■ WHAT TO DO: Go through the records underneath and write each one out again exactly.

+--

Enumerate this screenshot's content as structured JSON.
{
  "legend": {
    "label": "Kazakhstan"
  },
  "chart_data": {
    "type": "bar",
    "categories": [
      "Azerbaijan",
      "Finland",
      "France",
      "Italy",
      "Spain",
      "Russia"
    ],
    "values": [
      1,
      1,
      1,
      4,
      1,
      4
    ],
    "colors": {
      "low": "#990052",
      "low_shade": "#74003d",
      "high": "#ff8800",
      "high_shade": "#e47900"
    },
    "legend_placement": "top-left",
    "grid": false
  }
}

+--

■ THE COMPLETED TASK:
Enumerate this screenshot's content as structured JSON.
{
  "legend": {
    "label": "Kazakhstan"
  },
  "chart_data": {
    "type": "bar",
    "categories": [
      "Azerbaijan",
      "Finland",
      "France",
      "Italy",
      "Spain",
      "Russia"
    ],
    "values": [
      1,
      1,
      1,
      4,
      1,
      4
    ],
    "colors": {
      "low": "#990052",
      "low_shade": "#74003d",
      "high": "#ff8800",
      "high_shade": "#e47900"
    },
    "legend_placement": "top-left",
    "grid": false
  }
}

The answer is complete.